BLOC DE TEXTE:
Que dire de cette défense d’Édouard Balladur ? Il aurait dû se taire ou à tout le moins être plus mesuré. D’abord parce que le rapport Duclert est un travail sérieux commandité par le président de la République française Emmanuel Macron, et accompli par 14 historiens. Du boulot exécuté tout de même par des professionnels.

Ensuite, si l’on prend point par point les éléments invoqués par l’ex-Premier ministre, il n’apporte aucun indice contradictoire à ce qu’avance le rapport Duclert sur le Rwanda. Qu’évoque-t-il de nouveau à ce qui est dit sur l’opération Turquoise ? Que dit-il de ce qui s’est passé sur la colline de Bisesero [où s’est déroulé un massacre, alors que les soldats français y étaient déployés] ? Rien !

Cette sortie, qui se veut une explication du génocide rwandais, voire une excuse des dirigeants de l’époque, est ratée.

Demander pardon

À l’heure où Emmanuel Macron tente de briser la glace, qui demeure toujours épaisse entre les deux pays, une telle ruée dans les brancards tombe mal. À moins que Balladur ne veuille anticiper sur une probable demande de pardon de la France que pourrait prononcer Macron à Kigali [la capitale rwandaise] lors de son séjour en mai prochain ! Lui Balladur, si précautionneux et très réfléchi, comment peut-il vouloir invalider le travail d’une dizaine d’historiens ?

EXERCICES À FAIRE:
1: Recopiez, s'il vous plaît, le passage du texte sur le rapport Duclert qui va de "Ensuite, si l’on" à "étaient déployés] ? Rien !".
2: D'après le texte sur le rapport Duclert, combien d'historiens ont accompli ce rapport ?
Les données n'ont aucun rôle ici.

DONNÉES EXTRAITES:
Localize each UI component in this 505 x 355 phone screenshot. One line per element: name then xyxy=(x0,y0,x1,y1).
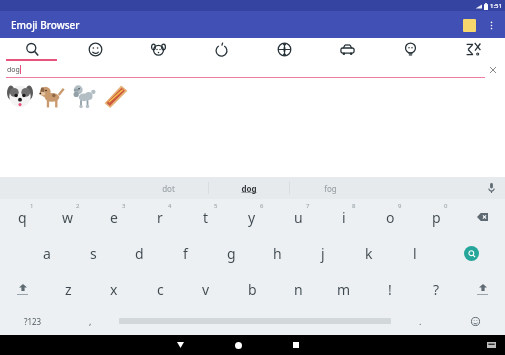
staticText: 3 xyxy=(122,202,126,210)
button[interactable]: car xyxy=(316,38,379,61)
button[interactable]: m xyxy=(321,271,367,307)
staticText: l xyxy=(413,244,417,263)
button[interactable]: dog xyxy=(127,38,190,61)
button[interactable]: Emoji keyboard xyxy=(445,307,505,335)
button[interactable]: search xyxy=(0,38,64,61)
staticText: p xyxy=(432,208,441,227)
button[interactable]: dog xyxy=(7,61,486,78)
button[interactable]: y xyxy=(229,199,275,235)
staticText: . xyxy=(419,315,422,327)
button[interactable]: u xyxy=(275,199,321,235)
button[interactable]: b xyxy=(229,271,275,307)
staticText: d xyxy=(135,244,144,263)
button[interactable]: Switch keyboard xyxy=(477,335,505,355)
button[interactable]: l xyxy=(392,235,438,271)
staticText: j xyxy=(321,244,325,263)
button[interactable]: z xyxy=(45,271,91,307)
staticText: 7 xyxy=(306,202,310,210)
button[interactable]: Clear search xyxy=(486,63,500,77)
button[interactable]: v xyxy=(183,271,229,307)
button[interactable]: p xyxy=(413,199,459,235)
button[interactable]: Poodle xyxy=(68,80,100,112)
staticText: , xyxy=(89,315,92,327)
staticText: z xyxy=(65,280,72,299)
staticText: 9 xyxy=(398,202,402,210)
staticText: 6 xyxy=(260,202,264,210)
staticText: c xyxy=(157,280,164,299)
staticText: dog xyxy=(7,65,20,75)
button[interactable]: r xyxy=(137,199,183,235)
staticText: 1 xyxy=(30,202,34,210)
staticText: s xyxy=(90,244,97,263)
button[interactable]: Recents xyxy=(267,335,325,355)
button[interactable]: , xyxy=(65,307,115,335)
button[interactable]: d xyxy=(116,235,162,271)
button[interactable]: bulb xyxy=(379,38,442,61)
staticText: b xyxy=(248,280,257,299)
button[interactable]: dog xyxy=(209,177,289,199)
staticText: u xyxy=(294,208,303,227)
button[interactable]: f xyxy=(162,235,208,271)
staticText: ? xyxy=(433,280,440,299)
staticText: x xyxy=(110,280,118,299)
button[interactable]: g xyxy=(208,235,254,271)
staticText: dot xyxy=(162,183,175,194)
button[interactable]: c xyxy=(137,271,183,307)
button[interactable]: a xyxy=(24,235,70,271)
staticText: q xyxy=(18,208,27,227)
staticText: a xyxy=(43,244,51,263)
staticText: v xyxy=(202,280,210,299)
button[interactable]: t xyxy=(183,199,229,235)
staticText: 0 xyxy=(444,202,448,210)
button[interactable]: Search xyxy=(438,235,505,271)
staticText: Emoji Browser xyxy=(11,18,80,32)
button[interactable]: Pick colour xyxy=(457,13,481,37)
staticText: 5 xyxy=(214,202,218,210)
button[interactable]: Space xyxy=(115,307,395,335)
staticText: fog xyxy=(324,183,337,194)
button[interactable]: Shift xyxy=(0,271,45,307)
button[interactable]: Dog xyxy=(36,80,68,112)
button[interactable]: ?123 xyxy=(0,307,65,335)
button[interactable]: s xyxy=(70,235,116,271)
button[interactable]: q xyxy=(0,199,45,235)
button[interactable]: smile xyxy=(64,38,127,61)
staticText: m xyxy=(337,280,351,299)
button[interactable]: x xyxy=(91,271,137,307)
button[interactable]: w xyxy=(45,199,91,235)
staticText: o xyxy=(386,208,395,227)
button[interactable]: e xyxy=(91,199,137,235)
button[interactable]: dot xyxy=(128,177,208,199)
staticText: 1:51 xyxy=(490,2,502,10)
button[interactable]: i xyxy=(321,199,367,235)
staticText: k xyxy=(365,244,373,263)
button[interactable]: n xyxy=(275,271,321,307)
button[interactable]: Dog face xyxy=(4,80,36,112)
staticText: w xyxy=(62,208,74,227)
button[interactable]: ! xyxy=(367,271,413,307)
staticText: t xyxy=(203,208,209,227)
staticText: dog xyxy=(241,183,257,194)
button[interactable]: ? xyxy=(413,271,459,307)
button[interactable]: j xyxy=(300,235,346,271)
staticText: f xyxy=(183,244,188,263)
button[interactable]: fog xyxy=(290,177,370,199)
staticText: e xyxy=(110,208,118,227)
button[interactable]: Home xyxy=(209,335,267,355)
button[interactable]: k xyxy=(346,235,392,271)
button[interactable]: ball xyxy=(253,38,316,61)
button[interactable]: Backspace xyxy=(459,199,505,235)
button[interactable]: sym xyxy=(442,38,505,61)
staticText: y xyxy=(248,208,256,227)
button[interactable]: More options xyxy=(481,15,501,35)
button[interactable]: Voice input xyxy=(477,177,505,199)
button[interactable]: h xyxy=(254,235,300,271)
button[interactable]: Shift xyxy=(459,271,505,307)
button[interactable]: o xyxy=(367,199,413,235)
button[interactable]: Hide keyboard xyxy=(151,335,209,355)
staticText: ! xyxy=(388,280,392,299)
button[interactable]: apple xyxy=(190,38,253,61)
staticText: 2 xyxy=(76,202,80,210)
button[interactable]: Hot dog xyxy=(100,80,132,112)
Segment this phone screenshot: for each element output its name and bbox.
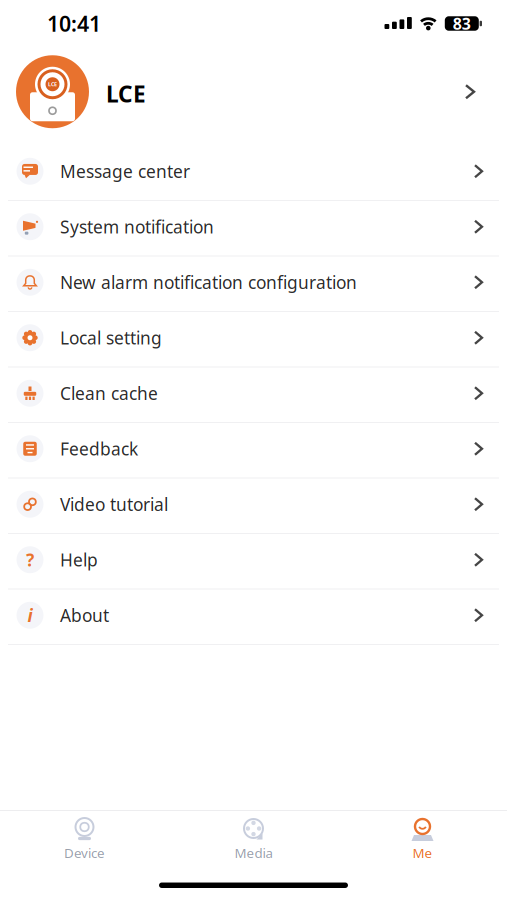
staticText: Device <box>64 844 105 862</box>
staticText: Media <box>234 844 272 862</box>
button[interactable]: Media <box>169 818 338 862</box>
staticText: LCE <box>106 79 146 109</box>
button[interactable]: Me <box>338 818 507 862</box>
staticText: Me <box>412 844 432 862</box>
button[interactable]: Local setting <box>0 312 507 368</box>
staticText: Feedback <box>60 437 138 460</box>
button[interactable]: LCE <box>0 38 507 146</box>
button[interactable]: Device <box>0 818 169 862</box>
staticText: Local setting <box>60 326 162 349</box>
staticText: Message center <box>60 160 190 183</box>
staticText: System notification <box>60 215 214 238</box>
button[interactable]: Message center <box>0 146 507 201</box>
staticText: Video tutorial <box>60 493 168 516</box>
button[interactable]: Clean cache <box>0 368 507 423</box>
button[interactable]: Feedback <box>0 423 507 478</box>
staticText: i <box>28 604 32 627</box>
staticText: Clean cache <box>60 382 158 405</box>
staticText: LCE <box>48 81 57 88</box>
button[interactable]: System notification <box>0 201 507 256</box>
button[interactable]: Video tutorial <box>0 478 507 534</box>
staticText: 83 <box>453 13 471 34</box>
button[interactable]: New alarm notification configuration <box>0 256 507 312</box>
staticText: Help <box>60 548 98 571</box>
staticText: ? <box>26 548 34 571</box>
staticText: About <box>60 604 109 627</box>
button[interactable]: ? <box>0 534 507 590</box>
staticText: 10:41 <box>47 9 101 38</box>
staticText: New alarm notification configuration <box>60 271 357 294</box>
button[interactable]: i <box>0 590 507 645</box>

CORRIGÉ DES EXERCICES:
1:
Ensuite, si l’on prend point par point les éléments invoqués par l’ex-Premier ministre, il n’apporte aucun indice contradictoire à ce qu’avance le rapport Duclert sur le Rwanda. Qu’évoque-t-il de nouveau à ce qui est dit sur l’opération Turquoise ? Que dit-il de ce qui s’est passé sur la colline de Bisesero [où s’est déroulé un massacre, alors que les soldats français y étaient déployés] ? Rien !

2: 14 historiens.